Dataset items
+++

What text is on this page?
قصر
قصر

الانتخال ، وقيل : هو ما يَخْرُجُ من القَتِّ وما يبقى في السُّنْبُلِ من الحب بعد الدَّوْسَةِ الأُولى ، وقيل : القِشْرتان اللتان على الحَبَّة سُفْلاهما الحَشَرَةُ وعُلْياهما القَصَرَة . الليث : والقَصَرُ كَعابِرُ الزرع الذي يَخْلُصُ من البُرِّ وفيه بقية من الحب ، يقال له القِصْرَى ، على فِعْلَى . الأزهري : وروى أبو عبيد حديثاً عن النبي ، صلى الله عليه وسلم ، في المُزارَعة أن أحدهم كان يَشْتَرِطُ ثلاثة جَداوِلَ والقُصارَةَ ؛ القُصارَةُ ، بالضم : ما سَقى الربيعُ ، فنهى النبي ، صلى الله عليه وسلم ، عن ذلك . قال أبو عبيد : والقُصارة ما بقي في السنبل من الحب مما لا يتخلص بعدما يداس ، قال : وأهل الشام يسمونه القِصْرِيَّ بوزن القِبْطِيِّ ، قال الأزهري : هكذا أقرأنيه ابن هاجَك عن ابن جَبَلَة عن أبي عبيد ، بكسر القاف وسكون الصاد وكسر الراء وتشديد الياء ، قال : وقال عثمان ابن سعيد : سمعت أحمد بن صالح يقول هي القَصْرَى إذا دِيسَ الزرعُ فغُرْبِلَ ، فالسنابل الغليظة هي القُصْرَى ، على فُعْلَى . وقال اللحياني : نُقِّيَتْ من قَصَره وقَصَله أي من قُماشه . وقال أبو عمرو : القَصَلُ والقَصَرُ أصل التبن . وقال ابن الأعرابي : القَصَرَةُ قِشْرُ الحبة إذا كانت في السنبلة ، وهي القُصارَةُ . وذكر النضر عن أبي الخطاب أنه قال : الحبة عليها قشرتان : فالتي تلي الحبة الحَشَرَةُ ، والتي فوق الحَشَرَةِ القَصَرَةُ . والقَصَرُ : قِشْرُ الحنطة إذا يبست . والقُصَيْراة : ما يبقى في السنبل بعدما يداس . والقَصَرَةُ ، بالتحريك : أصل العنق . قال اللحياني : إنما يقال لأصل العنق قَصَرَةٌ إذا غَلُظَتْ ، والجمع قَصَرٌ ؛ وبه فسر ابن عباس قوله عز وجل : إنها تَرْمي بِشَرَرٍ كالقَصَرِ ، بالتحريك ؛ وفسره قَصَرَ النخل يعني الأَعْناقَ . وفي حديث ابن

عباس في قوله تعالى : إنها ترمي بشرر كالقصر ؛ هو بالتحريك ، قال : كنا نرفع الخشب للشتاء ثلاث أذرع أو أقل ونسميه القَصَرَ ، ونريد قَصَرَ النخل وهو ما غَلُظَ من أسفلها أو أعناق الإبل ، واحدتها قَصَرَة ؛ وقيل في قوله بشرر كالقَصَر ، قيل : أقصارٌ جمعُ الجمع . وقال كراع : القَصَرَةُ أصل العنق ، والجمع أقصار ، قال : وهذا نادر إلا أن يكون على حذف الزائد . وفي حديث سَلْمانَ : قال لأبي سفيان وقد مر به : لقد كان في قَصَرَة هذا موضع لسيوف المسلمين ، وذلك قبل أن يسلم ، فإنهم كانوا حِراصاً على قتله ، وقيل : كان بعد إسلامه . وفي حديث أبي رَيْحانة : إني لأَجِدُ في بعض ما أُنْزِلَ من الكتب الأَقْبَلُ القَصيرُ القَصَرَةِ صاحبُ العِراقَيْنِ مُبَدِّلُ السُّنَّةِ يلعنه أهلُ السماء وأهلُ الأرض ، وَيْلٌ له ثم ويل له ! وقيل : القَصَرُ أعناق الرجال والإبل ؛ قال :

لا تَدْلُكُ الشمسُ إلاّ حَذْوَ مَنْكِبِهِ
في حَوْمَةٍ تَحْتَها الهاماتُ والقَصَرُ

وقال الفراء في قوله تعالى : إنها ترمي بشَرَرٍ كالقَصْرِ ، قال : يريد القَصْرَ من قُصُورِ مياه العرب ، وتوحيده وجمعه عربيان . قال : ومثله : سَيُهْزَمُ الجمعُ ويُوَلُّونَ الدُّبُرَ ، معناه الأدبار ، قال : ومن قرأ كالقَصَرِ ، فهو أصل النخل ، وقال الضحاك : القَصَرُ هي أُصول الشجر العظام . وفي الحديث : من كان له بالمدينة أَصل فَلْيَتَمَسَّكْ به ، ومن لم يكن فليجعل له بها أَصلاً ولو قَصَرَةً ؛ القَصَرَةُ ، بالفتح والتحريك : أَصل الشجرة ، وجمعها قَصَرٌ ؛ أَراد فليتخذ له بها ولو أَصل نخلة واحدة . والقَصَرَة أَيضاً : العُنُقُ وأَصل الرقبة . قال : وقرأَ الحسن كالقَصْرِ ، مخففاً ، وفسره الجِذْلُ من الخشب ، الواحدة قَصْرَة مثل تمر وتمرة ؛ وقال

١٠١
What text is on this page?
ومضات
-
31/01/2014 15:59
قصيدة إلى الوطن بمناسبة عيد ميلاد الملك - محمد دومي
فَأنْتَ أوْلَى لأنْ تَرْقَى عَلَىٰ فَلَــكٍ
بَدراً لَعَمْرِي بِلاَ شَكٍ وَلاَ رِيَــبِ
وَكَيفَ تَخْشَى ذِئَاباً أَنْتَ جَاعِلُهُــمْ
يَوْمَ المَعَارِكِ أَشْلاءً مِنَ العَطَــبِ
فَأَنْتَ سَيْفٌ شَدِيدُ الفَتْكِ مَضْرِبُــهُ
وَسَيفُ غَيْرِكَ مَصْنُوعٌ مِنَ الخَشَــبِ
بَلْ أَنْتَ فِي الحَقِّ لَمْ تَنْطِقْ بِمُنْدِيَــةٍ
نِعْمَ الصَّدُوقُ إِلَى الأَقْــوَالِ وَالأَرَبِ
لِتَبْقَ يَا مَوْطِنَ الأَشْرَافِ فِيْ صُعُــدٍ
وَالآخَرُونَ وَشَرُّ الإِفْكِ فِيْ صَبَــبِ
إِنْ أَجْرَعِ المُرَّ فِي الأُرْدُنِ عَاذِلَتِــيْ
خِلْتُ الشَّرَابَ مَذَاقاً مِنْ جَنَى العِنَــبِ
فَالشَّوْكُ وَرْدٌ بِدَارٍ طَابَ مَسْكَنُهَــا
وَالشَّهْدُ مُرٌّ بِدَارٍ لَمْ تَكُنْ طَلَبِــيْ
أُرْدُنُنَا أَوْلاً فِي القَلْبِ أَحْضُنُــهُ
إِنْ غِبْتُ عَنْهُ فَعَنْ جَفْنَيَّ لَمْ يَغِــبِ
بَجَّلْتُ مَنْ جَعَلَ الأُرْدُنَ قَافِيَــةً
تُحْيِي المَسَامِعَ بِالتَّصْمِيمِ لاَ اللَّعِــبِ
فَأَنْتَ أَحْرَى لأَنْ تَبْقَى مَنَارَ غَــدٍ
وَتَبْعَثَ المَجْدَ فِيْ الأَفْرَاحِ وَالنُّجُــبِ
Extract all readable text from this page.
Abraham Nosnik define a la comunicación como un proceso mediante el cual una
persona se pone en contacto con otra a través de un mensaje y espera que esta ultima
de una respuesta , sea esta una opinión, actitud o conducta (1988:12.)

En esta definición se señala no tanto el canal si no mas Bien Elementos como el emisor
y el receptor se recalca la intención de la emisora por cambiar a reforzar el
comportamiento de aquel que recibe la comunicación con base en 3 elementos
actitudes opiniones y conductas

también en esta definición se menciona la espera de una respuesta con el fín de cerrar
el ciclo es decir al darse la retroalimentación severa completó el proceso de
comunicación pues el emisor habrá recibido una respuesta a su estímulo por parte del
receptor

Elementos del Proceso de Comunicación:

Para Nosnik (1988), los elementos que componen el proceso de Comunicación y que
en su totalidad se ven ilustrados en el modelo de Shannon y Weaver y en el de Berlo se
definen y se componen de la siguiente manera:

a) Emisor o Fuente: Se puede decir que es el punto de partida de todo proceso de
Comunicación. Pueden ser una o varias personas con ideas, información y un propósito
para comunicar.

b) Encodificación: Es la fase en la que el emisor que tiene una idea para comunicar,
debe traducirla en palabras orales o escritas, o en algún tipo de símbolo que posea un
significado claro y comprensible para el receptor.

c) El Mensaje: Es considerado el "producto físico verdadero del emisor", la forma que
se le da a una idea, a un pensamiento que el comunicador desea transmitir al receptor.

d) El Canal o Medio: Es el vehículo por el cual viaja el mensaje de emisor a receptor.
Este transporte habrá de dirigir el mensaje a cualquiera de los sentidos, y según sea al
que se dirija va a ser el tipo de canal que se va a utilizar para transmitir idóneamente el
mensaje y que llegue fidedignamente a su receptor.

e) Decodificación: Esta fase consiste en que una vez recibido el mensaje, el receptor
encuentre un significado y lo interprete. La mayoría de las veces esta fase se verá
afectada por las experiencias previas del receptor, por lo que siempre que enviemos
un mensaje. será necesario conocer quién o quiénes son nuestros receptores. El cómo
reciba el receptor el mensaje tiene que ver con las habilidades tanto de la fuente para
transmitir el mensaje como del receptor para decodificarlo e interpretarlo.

+++

Task: Copy all lines of the listing above that contain the string "tipo".

Written response:
debe traducirla en palabras orales o escritas, o en algún tipo de símbolo que posea un
que se dirija va a ser el tipo de canal que se va a utilizar para transmitir idóneamente el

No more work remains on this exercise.